*Required work:* Reading down the listing below, count the lines where the word "author" shows up, then give only that count.

# start of Record excerpts

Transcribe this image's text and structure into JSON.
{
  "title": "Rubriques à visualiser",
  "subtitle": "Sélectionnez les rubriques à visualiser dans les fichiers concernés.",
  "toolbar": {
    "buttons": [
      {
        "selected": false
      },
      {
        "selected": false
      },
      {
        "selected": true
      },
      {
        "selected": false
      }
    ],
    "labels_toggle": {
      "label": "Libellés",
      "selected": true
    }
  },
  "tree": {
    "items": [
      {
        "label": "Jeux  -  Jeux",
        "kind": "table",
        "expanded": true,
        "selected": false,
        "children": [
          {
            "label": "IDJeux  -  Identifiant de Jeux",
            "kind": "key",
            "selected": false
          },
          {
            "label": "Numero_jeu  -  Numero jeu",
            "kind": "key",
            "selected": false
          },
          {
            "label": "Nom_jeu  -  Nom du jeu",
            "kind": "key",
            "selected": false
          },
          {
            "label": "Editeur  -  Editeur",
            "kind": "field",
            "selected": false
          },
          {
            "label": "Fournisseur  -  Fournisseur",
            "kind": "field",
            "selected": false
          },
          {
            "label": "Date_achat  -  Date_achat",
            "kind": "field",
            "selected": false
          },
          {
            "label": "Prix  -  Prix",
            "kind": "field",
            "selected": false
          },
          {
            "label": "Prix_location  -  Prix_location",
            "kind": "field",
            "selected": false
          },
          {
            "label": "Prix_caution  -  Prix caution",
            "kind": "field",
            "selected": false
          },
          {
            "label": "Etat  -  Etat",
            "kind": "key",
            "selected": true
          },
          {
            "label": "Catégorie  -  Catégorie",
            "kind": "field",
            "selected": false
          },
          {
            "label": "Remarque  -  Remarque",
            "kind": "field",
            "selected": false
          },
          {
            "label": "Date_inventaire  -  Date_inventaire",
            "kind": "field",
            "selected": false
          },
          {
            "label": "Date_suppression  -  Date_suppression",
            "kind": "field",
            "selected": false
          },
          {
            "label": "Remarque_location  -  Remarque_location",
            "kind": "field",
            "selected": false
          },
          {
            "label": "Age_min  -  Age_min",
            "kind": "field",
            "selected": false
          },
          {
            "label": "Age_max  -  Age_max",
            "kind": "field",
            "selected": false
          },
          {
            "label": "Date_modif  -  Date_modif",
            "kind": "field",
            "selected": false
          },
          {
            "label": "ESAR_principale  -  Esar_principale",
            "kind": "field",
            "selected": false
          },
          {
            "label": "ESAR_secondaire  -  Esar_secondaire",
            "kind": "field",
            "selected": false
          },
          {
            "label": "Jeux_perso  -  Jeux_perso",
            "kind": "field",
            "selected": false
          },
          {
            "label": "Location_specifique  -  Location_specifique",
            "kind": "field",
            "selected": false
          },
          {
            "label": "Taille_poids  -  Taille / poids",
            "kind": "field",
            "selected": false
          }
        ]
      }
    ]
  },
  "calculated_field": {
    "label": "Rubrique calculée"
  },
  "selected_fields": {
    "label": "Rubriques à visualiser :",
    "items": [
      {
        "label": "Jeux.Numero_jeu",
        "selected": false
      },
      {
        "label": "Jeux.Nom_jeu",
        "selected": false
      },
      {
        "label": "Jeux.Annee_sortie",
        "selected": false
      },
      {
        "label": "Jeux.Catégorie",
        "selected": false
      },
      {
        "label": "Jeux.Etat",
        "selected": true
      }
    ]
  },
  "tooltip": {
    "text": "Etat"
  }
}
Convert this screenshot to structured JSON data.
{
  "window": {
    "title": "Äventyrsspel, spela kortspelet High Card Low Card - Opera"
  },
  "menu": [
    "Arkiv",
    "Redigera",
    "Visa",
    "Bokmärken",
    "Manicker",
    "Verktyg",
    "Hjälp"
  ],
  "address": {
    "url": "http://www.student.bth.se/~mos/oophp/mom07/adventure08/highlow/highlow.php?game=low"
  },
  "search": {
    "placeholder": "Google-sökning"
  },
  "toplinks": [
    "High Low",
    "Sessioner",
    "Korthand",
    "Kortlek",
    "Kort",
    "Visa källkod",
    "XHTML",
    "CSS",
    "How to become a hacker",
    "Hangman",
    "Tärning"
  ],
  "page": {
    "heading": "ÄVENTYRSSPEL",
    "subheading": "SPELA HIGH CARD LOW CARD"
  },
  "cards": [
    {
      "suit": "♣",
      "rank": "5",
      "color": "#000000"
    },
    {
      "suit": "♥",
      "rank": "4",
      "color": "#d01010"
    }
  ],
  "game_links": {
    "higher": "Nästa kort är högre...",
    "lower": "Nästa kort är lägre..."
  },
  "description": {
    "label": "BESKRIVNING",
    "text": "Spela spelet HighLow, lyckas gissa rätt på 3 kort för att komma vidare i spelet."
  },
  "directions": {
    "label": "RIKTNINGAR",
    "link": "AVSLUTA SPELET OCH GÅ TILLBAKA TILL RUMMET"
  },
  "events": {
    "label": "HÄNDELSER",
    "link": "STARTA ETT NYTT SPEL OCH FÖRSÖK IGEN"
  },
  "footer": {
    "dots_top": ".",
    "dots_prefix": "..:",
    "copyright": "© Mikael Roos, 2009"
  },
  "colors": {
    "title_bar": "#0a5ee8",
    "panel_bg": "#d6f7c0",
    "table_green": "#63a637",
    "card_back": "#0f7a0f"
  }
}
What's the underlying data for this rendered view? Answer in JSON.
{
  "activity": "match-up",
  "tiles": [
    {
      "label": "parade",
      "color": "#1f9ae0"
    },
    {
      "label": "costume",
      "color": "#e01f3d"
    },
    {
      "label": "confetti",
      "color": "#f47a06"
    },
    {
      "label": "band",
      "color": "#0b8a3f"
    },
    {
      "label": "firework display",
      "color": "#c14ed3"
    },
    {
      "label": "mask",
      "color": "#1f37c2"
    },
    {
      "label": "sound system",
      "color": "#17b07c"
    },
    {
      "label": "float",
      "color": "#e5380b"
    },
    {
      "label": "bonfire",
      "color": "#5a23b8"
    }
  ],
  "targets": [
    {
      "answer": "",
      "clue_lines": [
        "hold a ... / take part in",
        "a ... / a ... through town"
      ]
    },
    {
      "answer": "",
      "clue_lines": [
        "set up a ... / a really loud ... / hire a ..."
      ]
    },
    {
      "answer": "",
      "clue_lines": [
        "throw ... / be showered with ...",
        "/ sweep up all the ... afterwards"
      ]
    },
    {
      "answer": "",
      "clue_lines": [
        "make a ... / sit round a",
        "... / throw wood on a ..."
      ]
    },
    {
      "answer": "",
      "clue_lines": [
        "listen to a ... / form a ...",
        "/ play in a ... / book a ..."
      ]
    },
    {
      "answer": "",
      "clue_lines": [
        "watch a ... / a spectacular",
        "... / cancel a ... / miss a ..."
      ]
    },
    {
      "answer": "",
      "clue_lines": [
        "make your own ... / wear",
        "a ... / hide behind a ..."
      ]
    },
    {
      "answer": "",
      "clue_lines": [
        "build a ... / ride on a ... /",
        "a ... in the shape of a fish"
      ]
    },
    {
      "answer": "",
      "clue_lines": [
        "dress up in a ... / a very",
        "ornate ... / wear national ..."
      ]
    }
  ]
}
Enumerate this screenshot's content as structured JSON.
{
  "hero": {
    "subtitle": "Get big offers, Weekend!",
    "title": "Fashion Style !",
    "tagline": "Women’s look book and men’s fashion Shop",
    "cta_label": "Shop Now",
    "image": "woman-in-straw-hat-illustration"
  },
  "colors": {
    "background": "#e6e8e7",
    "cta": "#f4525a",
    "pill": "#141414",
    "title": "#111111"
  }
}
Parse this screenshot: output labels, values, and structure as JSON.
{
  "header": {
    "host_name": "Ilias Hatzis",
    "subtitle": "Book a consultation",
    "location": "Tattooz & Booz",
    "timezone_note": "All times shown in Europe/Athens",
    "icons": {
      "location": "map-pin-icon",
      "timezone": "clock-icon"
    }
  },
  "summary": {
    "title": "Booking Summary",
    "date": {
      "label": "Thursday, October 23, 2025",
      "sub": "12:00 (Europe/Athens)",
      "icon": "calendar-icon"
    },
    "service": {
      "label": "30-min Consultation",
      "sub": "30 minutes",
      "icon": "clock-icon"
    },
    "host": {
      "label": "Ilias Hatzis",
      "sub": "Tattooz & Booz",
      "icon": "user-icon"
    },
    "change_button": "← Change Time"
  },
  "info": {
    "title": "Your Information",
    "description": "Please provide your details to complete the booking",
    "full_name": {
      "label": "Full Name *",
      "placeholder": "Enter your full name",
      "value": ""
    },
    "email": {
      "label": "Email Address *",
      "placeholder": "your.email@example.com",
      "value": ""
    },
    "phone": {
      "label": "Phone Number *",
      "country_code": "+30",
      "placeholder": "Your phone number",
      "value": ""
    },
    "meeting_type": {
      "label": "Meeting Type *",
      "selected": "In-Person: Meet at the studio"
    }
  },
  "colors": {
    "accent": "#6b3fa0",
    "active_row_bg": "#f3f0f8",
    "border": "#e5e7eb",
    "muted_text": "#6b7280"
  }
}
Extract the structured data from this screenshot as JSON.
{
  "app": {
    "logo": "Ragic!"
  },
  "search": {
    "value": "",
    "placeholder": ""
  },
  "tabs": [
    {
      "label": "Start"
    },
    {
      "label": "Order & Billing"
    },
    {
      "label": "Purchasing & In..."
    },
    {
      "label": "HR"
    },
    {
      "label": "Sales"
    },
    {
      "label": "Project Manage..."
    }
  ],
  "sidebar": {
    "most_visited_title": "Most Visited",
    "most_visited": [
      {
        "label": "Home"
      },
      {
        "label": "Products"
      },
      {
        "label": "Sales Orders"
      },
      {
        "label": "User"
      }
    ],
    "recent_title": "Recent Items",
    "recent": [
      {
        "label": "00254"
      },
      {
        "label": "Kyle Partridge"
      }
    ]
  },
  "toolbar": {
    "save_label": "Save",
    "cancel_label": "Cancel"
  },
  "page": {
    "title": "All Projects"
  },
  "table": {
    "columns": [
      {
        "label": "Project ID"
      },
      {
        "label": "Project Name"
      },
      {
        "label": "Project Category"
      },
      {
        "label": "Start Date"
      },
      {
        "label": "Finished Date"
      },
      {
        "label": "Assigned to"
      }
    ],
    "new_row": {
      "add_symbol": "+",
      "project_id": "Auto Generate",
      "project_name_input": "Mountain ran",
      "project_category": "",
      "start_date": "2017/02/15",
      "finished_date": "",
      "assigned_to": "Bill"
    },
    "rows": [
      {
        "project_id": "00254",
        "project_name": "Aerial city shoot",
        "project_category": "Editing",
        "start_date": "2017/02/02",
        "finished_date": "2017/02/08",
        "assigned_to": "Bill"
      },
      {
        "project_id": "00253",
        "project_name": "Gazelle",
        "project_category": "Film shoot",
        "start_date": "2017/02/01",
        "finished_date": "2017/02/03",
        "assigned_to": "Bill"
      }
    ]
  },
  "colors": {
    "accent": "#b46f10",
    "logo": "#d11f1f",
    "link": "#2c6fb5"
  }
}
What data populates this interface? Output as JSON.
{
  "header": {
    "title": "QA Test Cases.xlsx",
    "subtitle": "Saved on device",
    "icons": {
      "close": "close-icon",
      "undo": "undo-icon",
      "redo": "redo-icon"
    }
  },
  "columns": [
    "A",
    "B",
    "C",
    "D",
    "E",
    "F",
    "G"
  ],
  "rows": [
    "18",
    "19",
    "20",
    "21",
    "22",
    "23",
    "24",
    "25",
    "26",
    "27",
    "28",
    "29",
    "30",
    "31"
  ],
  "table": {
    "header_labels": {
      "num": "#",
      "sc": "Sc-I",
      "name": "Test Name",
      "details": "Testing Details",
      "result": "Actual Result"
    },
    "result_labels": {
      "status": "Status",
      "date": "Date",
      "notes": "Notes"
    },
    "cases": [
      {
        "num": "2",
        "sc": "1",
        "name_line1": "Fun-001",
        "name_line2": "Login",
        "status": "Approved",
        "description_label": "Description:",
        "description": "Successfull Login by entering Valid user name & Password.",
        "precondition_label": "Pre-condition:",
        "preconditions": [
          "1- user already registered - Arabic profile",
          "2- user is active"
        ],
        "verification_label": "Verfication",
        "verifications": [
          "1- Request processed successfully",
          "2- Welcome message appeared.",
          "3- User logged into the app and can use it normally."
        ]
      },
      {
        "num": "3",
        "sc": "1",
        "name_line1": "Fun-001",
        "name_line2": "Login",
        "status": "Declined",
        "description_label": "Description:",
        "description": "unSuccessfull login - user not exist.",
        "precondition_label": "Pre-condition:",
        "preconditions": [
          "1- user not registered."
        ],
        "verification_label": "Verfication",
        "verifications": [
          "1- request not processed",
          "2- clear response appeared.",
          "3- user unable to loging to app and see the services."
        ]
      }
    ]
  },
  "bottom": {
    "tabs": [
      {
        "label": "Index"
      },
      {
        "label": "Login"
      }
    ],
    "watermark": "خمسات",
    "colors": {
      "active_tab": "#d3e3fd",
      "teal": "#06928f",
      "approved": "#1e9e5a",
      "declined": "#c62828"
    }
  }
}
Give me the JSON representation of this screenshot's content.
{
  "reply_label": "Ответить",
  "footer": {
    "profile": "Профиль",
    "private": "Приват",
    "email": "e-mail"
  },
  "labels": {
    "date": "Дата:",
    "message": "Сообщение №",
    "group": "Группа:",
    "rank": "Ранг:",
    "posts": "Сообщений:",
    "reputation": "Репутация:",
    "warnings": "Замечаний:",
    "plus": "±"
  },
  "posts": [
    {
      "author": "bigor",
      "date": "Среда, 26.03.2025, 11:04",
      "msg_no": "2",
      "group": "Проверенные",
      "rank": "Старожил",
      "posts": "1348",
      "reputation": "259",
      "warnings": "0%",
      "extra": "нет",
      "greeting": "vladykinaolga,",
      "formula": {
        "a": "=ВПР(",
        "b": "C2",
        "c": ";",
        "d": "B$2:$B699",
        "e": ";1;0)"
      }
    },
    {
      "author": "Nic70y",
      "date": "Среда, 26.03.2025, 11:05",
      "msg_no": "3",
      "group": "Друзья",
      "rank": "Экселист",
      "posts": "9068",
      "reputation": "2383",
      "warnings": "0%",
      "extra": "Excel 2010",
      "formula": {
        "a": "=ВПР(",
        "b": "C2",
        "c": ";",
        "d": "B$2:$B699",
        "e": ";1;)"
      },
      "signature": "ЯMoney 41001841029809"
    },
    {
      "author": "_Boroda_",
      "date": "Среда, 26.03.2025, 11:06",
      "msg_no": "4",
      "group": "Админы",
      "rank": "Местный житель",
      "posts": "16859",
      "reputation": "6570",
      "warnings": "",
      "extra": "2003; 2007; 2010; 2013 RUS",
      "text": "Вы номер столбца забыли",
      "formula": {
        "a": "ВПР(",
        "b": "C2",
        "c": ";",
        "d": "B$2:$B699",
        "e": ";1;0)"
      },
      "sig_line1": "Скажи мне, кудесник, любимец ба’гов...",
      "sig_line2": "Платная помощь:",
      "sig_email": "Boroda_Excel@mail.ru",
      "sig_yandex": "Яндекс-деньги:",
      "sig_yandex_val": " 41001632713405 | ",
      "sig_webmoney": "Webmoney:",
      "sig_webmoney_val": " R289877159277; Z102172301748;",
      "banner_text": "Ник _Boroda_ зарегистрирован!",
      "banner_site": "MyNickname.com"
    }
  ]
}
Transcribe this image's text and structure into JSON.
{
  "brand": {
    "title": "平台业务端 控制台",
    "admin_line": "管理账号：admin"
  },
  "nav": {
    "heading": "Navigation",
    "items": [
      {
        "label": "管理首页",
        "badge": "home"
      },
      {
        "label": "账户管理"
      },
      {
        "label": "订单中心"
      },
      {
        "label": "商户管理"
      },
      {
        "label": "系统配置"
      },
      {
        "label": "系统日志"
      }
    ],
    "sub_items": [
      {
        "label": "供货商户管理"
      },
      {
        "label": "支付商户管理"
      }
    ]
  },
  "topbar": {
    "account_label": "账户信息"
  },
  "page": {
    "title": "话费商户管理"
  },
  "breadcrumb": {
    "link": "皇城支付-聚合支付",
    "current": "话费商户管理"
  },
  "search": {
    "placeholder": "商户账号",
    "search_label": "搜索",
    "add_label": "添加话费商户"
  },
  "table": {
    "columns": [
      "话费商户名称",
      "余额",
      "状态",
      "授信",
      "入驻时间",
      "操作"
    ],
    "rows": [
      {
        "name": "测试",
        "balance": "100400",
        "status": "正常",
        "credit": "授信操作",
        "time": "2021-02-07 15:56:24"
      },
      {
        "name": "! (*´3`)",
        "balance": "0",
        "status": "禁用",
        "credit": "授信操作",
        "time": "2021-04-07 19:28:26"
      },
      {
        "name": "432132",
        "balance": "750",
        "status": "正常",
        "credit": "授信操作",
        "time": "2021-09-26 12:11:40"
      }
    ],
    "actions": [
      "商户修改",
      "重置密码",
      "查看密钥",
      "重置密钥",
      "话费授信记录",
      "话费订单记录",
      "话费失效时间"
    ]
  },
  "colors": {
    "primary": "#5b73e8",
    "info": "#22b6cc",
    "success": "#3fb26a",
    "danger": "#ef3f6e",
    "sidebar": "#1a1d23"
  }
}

# end of Record excerpts

*Exercise response:* 3